• [GIVEN EXERCISE]: Word for word, restate every line of the material.

Data entries
++++++++++++++++++++
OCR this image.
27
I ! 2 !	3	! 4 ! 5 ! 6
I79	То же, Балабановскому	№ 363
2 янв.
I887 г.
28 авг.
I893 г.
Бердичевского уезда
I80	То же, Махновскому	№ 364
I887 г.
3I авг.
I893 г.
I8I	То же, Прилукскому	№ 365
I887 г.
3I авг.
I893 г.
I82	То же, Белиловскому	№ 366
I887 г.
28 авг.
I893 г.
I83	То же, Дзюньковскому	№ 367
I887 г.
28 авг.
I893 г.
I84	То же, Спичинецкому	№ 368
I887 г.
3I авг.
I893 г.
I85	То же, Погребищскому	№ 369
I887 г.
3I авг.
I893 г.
++++++++++++++++++++
• [RESULT]:
OCR this image.
27
I ! 2 !	3	! 4 ! 5 ! 6
I79	То же, Балабановскому	№ 363
2 янв.
I887 г.
28 авг.
I893 г.
Бердичевского уезда
I80	То же, Махновскому	№ 364
I887 г.
3I авг.
I893 г.
I8I	То же, Прилукскому	№ 365
I887 г.
3I авг.
I893 г.
I82	То же, Белиловскому	№ 366
I887 г.
28 авг.
I893 г.
I83	То же, Дзюньковскому	№ 367
I887 г.
28 авг.
I893 г.
I84	То же, Спичинецкому	№ 368
I887 г.
3I авг.
I893 г.
I85	То же, Погребищскому	№ 369
I887 г.
3I авг.
I893 г.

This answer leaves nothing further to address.